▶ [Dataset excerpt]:

-- -- --

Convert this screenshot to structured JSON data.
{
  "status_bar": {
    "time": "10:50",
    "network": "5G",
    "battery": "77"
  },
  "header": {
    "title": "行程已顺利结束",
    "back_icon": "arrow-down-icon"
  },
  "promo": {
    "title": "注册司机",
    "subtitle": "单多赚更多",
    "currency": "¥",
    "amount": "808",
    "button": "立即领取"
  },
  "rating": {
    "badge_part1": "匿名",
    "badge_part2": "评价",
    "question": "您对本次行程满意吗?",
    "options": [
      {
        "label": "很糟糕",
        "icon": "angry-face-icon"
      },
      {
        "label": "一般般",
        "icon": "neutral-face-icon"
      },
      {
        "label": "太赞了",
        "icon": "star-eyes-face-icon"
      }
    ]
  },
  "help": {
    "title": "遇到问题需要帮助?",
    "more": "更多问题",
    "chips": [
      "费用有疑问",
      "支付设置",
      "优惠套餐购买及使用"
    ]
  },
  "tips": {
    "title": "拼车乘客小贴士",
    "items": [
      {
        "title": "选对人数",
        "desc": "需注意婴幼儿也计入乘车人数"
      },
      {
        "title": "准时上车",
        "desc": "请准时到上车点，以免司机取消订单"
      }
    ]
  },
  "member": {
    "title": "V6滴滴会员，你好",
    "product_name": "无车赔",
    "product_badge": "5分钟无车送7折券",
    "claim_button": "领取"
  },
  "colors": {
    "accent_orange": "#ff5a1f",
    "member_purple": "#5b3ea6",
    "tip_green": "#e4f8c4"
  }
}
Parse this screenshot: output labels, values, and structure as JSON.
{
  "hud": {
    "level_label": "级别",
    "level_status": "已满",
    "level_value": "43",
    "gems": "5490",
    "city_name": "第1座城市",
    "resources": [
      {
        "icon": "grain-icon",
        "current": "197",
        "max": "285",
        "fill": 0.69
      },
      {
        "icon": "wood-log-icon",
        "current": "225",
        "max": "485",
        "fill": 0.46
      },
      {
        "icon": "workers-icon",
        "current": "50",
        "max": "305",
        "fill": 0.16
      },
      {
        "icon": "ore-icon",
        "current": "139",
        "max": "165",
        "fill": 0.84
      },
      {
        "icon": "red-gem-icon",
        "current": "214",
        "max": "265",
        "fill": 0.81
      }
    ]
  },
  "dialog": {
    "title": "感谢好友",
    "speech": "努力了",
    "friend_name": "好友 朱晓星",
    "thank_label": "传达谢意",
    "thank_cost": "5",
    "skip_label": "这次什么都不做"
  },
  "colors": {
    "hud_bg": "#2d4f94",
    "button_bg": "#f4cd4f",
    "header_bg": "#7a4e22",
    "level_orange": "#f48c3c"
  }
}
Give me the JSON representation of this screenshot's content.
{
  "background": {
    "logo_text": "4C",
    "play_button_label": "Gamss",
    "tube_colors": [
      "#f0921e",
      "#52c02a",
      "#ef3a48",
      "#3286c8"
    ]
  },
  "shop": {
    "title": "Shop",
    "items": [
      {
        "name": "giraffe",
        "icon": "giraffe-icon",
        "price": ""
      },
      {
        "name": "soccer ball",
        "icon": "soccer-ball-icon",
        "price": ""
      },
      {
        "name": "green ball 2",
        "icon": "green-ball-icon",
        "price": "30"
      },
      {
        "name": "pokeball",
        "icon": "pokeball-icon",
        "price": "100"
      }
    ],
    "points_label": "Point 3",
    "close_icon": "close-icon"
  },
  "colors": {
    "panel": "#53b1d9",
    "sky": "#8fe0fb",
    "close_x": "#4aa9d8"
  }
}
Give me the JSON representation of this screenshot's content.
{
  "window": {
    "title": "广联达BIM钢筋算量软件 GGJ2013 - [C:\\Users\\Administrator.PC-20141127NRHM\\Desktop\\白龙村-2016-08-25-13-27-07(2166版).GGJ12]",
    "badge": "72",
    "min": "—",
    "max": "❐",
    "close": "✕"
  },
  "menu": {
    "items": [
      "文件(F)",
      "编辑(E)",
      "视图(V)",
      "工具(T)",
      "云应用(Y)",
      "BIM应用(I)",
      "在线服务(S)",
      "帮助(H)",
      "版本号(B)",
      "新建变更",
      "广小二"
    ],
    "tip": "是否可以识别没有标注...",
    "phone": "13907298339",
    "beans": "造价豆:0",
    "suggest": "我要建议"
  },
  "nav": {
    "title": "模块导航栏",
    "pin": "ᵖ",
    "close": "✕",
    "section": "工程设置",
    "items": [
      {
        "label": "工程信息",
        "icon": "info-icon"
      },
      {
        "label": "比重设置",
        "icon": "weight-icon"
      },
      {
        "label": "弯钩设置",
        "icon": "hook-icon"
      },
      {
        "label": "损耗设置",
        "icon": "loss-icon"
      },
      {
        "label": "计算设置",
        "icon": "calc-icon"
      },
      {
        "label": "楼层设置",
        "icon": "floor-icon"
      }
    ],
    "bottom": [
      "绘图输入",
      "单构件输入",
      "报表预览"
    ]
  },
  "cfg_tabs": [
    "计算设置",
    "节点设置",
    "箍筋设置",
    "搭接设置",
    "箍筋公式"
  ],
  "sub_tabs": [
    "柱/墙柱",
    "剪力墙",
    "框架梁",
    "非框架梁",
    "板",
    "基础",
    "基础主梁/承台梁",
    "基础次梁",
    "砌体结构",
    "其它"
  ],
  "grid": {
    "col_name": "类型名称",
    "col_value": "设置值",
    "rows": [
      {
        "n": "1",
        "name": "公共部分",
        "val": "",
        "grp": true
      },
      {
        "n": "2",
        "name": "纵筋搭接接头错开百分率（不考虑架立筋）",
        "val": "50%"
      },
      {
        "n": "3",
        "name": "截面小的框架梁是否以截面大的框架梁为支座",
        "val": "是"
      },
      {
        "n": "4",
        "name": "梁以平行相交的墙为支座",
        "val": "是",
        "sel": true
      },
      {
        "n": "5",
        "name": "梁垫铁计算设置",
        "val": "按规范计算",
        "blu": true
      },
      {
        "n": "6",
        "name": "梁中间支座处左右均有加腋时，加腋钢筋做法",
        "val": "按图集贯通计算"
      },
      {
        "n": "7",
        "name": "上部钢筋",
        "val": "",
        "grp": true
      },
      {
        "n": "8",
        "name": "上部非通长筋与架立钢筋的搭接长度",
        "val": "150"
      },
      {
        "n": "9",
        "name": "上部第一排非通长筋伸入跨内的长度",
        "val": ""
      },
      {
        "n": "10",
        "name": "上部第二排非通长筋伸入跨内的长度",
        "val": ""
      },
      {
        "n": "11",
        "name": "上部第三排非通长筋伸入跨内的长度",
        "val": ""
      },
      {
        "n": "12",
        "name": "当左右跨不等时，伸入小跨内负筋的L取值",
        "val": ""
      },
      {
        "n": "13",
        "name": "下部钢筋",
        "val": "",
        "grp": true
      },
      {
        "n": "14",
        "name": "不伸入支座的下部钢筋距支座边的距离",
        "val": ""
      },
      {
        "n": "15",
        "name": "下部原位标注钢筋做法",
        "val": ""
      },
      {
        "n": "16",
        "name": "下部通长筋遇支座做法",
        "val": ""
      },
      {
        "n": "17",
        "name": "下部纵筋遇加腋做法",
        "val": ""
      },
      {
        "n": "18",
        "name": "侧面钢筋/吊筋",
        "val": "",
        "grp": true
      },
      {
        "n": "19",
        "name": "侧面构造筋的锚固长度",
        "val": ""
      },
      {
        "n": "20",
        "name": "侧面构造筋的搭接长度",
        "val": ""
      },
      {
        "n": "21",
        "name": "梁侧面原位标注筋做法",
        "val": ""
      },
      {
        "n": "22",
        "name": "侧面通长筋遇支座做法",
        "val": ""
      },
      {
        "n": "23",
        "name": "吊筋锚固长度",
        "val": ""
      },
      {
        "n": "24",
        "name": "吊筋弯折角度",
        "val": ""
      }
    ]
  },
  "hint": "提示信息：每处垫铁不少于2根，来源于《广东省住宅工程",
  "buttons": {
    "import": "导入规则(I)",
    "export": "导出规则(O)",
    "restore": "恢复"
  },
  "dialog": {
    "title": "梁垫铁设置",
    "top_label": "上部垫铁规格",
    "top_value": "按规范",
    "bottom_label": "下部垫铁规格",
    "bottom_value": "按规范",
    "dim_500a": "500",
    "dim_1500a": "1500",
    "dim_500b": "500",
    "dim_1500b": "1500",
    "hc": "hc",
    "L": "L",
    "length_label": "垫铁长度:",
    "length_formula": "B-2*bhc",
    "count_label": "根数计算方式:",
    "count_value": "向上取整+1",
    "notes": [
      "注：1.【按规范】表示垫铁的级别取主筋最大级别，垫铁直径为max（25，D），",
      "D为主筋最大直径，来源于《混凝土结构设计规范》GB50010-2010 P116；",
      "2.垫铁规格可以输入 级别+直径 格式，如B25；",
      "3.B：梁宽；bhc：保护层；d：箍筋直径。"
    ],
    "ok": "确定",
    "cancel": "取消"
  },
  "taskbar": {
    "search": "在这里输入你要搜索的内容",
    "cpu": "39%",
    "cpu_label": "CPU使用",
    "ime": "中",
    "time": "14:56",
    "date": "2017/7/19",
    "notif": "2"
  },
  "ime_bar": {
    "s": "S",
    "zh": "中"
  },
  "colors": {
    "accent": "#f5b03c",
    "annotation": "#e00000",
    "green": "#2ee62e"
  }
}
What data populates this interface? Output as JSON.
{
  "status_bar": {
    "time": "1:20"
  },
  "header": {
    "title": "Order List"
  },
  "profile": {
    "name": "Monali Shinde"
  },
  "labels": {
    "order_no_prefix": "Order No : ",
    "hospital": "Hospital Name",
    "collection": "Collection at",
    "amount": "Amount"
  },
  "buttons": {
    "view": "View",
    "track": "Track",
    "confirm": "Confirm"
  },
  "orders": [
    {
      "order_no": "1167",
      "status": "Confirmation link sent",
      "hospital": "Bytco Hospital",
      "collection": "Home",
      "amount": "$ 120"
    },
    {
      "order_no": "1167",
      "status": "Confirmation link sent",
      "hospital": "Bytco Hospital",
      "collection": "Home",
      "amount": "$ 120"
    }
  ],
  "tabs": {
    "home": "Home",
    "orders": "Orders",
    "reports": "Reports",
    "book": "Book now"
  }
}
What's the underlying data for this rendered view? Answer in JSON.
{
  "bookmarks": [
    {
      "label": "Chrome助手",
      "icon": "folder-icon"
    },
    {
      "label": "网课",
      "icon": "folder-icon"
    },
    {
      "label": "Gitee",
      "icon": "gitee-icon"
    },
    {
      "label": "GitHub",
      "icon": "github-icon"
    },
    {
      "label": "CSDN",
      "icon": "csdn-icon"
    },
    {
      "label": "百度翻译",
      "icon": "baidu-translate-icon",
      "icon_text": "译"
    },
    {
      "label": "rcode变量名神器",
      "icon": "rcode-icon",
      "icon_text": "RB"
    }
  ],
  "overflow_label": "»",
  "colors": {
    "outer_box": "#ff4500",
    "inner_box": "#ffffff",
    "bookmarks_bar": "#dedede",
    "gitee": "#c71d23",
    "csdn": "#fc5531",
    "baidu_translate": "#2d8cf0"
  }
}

-- -- --

▶ [TASK TO CARRY OUT]:
Extract, verbatim, the lines from the one containing "What data populates" through the last line of the listing above.

▶ [TASK ANSWER]:
What data populates this interface? Output as JSON.
{
  "status_bar": {
    "time": "1:20"
  },
  "header": {
    "title": "Order List"
  },
  "profile": {
    "name": "Monali Shinde"
  },
  "labels": {
    "order_no_prefix": "Order No : ",
    "hospital": "Hospital Name",
    "collection": "Collection at",
    "amount": "Amount"
  },
  "buttons": {
    "view": "View",
    "track": "Track",
    "confirm": "Confirm"
  },
  "orders": [
    {
      "order_no": "1167",
      "status": "Confirmation link sent",
      "hospital": "Bytco Hospital",
      "collection": "Home",
      "amount": "$ 120"
    },
    {
      "order_no": "1167",
      "status": "Confirmation link sent",
      "hospital": "Bytco Hospital",
      "collection": "Home",
      "amount": "$ 120"
    }
  ],
  "tabs": {
    "home": "Home",
    "orders": "Orders",
    "reports": "Reports",
    "book": "Book now"
  }
}
What's the underlying data for this rendered view? Answer in JSON.
{
  "bookmarks": [
    {
      "label": "Chrome助手",
      "icon": "folder-icon"
    },
    {
      "label": "网课",
      "icon": "folder-icon"
    },
    {
      "label": "Gitee",
      "icon": "gitee-icon"
    },
    {
      "label": "GitHub",
      "icon": "github-icon"
    },
    {
      "label": "CSDN",
      "icon": "csdn-icon"
    },
    {
      "label": "百度翻译",
      "icon": "baidu-translate-icon",
      "icon_text": "译"
    },
    {
      "label": "rcode变量名神器",
      "icon": "rcode-icon",
      "icon_text": "RB"
    }
  ],
  "overflow_label": "»",
  "colors": {
    "outer_box": "#ff4500",
    "inner_box": "#ffffff",
    "bookmarks_bar": "#dedede",
    "gitee": "#c71d23",
    "csdn": "#fc5531",
    "baidu_translate": "#2d8cf0"
  }
}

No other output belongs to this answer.